What this task involves »
Write out all of the entries exactly as given.

Materials provided »
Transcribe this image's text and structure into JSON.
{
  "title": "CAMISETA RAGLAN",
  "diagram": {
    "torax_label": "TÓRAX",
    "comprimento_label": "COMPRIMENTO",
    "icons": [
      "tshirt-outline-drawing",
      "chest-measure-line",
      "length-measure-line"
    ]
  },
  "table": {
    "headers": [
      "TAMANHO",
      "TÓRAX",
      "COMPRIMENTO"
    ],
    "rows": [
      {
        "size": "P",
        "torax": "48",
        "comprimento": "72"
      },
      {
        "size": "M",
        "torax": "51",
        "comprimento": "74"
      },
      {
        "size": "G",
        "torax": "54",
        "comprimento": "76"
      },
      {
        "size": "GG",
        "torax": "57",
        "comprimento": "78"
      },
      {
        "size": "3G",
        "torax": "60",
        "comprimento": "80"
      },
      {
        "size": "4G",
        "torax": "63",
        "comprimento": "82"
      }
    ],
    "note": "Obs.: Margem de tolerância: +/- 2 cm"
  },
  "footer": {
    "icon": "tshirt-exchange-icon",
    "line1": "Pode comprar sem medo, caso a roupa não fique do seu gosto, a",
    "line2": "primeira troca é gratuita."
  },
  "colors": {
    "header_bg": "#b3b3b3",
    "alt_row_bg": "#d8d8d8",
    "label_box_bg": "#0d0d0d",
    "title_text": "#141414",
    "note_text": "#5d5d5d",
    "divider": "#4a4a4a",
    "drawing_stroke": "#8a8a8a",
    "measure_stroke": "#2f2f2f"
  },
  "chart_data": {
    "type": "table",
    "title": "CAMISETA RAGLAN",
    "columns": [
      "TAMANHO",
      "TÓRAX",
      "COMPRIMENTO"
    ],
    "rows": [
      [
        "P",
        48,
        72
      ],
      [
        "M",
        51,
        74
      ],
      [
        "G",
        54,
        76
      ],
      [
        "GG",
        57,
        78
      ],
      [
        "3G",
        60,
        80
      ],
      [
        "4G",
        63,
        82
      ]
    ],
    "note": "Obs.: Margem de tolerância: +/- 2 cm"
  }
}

Answer for this exercise »
Transcribe this image's text and structure into JSON.
{
  "title": "CAMISETA RAGLAN",
  "diagram": {
    "torax_label": "TÓRAX",
    "comprimento_label": "COMPRIMENTO",
    "icons": [
      "tshirt-outline-drawing",
      "chest-measure-line",
      "length-measure-line"
    ]
  },
  "table": {
    "headers": [
      "TAMANHO",
      "TÓRAX",
      "COMPRIMENTO"
    ],
    "rows": [
      {
        "size": "P",
        "torax": "48",
        "comprimento": "72"
      },
      {
        "size": "M",
        "torax": "51",
        "comprimento": "74"
      },
      {
        "size": "G",
        "torax": "54",
        "comprimento": "76"
      },
      {
        "size": "GG",
        "torax": "57",
        "comprimento": "78"
      },
      {
        "size": "3G",
        "torax": "60",
        "comprimento": "80"
      },
      {
        "size": "4G",
        "torax": "63",
        "comprimento": "82"
      }
    ],
    "note": "Obs.: Margem de tolerância: +/- 2 cm"
  },
  "footer": {
    "icon": "tshirt-exchange-icon",
    "line1": "Pode comprar sem medo, caso a roupa não fique do seu gosto, a",
    "line2": "primeira troca é gratuita."
  },
  "colors": {
    "header_bg": "#b3b3b3",
    "alt_row_bg": "#d8d8d8",
    "label_box_bg": "#0d0d0d",
    "title_text": "#141414",
    "note_text": "#5d5d5d",
    "divider": "#4a4a4a",
    "drawing_stroke": "#8a8a8a",
    "measure_stroke": "#2f2f2f"
  },
  "chart_data": {
    "type": "table",
    "title": "CAMISETA RAGLAN",
    "columns": [
      "TAMANHO",
      "TÓRAX",
      "COMPRIMENTO"
    ],
    "rows": [
      [
        "P",
        48,
        72
      ],
      [
        "M",
        51,
        74
      ],
      [
        "G",
        54,
        76
      ],
      [
        "GG",
        57,
        78
      ],
      [
        "3G",
        60,
        80
      ],
      [
        "4G",
        63,
        82
      ]
    ],
    "note": "Obs.: Margem de tolerância: +/- 2 cm"
  }
}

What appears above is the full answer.